** START MATERIALS PROVIDED **
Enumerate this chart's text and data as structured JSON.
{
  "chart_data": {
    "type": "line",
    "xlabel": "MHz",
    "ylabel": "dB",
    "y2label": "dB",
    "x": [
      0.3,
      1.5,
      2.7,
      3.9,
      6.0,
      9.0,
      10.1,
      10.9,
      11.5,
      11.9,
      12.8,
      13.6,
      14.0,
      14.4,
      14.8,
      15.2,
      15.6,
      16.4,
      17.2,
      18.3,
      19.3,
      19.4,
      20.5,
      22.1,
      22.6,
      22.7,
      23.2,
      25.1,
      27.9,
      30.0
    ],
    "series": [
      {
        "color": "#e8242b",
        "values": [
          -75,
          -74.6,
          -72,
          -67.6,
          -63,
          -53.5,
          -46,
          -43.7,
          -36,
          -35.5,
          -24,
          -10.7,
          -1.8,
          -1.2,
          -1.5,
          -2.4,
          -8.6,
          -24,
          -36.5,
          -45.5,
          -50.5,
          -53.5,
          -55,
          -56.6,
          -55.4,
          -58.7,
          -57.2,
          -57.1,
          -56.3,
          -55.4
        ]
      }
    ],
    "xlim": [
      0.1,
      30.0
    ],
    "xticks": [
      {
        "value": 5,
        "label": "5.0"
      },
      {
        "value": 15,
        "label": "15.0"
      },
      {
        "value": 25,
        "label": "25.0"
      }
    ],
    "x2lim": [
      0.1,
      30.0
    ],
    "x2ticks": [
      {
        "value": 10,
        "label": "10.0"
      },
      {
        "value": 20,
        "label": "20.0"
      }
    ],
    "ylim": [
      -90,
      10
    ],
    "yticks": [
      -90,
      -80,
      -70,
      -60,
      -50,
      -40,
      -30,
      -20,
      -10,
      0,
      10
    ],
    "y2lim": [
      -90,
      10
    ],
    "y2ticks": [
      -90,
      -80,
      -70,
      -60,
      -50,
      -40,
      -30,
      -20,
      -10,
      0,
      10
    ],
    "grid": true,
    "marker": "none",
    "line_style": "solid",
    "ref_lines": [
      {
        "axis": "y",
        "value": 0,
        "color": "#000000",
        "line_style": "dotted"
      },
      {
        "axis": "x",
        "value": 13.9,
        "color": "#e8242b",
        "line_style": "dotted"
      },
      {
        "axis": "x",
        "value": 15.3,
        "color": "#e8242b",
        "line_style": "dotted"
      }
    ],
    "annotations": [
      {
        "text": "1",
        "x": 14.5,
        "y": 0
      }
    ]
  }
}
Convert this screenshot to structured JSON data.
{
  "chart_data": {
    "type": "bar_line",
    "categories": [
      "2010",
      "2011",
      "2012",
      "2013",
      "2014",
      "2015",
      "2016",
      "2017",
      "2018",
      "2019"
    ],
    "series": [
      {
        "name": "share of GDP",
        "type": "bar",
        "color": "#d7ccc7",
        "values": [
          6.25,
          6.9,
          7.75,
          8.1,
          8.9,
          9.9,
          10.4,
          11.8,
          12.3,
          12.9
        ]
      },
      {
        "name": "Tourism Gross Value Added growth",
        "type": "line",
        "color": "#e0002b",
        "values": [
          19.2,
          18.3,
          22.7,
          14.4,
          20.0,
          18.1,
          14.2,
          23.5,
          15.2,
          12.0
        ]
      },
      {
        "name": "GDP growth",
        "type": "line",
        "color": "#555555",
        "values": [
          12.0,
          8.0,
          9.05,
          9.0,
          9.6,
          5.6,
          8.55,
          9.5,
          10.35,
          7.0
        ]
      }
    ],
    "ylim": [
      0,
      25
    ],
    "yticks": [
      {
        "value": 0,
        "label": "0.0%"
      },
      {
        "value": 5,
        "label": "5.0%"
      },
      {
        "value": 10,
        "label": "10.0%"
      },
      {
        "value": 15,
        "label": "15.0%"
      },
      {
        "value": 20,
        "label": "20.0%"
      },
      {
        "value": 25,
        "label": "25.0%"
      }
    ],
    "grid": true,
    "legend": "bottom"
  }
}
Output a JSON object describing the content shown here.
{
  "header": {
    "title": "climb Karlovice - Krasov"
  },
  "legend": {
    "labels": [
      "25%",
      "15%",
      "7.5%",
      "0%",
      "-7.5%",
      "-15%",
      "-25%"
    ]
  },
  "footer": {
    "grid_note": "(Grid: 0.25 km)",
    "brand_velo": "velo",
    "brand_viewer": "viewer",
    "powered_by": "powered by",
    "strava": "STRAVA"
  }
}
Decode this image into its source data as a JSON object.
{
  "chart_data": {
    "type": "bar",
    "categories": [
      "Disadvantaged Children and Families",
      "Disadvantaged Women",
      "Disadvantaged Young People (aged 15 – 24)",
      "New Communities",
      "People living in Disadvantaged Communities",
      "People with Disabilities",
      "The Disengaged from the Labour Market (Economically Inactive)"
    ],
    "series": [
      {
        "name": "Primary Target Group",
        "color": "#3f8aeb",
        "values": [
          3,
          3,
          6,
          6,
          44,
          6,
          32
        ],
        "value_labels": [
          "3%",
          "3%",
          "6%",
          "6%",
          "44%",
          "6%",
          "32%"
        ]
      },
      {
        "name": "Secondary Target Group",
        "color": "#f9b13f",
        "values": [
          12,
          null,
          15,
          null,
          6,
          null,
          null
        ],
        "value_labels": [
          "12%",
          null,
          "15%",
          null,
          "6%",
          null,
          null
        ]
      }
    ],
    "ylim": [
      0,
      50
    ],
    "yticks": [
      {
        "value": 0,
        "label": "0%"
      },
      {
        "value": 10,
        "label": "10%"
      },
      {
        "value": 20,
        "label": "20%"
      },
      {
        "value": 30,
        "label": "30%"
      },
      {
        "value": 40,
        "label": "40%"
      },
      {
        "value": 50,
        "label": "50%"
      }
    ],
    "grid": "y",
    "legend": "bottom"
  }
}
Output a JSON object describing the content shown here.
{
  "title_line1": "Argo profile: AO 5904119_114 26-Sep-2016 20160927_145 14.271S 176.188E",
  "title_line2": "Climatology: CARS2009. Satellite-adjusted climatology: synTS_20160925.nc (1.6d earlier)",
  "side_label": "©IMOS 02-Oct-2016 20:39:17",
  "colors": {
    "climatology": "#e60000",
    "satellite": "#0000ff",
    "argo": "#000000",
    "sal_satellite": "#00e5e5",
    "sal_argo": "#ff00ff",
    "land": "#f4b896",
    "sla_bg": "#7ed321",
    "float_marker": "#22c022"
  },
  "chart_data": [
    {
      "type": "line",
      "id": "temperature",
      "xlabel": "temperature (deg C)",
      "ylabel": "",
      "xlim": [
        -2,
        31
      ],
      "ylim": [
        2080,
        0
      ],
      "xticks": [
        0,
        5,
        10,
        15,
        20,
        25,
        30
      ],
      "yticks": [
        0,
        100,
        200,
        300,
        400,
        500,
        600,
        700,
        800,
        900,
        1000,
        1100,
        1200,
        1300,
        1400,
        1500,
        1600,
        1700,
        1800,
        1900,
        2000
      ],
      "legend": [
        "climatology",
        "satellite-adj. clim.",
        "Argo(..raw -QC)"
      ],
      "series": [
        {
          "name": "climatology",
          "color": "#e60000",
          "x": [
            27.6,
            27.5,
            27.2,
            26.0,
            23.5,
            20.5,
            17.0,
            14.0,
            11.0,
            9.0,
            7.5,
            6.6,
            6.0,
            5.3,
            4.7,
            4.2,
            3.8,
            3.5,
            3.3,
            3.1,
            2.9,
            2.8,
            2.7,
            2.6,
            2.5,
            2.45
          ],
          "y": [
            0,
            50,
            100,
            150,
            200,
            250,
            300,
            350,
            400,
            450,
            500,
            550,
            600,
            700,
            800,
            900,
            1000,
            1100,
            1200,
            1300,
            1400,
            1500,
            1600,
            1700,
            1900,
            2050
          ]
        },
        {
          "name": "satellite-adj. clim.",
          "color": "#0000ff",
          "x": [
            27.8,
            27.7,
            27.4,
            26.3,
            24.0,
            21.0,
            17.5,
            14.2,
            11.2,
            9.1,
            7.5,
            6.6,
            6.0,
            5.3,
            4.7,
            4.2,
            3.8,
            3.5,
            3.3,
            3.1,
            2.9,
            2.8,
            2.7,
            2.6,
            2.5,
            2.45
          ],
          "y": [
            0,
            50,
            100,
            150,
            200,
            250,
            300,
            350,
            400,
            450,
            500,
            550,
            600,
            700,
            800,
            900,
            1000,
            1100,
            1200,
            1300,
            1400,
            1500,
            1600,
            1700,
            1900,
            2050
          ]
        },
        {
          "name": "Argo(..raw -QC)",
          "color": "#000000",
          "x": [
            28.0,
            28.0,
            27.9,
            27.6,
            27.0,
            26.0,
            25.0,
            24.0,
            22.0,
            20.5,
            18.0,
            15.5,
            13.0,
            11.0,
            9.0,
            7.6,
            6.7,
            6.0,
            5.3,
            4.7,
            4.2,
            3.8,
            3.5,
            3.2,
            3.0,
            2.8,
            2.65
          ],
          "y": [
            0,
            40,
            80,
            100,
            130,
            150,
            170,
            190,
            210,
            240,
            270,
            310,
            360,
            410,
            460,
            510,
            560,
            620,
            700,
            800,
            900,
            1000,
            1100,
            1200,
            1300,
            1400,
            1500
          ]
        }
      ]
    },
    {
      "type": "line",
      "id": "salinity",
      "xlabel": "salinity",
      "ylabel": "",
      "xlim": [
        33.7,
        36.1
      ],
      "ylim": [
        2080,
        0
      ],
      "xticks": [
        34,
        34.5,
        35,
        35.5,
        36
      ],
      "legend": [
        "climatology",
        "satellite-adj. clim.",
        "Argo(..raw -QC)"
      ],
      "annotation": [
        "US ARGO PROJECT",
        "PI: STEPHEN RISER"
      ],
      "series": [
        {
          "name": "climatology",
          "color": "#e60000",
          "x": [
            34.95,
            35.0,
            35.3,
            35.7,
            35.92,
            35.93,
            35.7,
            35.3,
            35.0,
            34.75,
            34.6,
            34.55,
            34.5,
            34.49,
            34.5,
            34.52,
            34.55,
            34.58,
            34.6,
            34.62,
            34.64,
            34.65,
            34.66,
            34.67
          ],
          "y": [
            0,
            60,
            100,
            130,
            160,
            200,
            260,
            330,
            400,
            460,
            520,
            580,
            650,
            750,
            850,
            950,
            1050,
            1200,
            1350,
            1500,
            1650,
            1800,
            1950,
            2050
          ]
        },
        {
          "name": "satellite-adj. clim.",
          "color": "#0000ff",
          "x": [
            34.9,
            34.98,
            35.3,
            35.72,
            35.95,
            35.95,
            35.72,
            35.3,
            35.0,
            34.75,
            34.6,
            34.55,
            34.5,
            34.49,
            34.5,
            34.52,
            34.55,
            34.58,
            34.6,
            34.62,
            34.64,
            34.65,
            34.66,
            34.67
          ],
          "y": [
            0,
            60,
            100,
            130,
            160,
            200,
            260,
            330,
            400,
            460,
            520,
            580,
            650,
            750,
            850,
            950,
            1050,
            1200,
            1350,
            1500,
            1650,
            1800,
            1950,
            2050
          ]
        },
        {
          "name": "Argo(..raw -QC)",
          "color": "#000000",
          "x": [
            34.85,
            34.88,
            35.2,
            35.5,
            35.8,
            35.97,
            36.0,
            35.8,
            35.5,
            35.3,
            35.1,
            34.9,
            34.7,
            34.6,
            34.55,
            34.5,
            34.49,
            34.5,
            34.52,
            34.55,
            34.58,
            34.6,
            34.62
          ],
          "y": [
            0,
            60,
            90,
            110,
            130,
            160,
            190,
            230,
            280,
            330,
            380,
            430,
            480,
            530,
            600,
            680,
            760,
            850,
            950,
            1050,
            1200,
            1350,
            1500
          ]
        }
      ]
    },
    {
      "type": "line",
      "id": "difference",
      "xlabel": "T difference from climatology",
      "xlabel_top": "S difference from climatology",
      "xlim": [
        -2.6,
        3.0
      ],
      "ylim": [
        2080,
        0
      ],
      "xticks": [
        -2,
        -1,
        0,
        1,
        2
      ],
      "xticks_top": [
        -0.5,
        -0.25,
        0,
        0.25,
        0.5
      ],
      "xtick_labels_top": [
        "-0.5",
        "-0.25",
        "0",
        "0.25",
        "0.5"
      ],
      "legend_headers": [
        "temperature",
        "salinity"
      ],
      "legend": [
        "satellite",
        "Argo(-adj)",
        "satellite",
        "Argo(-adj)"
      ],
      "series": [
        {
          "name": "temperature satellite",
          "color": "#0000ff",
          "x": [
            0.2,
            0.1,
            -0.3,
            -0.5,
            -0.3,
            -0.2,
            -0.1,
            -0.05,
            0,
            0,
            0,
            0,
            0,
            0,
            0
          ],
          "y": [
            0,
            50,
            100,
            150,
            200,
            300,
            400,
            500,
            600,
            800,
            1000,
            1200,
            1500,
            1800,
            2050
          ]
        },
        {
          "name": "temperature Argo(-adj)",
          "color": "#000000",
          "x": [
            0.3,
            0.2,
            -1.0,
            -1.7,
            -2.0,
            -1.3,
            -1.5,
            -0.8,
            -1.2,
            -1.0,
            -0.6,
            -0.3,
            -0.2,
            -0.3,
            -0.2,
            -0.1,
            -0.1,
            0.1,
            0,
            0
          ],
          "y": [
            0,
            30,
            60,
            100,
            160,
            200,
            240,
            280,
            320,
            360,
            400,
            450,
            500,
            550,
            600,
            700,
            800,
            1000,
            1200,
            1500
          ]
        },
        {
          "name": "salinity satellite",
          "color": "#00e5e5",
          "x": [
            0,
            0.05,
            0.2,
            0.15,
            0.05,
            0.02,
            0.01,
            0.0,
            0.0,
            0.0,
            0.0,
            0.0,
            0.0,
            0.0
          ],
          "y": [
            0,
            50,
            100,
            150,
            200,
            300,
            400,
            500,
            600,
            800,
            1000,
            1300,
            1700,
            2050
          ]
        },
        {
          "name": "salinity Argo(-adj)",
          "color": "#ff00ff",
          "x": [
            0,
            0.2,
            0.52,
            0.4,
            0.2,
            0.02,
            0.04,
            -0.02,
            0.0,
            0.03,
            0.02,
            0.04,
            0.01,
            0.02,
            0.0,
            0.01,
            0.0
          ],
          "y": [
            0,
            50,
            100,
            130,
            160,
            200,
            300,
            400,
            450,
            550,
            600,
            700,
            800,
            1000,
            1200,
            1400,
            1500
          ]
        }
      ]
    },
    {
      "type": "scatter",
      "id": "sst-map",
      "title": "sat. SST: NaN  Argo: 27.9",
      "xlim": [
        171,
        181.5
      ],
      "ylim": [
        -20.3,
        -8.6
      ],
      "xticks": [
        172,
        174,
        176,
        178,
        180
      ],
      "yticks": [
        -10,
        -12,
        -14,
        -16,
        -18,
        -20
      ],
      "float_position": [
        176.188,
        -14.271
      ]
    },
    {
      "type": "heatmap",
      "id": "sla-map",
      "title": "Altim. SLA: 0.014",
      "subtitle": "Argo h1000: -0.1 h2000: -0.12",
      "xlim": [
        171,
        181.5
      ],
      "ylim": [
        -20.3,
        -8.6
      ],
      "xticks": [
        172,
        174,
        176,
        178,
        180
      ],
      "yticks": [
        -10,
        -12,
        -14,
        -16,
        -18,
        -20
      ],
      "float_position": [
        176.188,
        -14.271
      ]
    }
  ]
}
** END MATERIALS PROVIDED **
§ **PROBLEM**:
Search the entries for "type" and copy out each line that has it.

§ **RESULT**:
    "type": "line",
    "type": "bar_line",
        "type": "bar",
        "type": "line",
        "type": "line",
    "type": "bar",
      "type": "line",
      "type": "line",
      "type": "line",
      "type": "scatter",
      "type": "heatmap",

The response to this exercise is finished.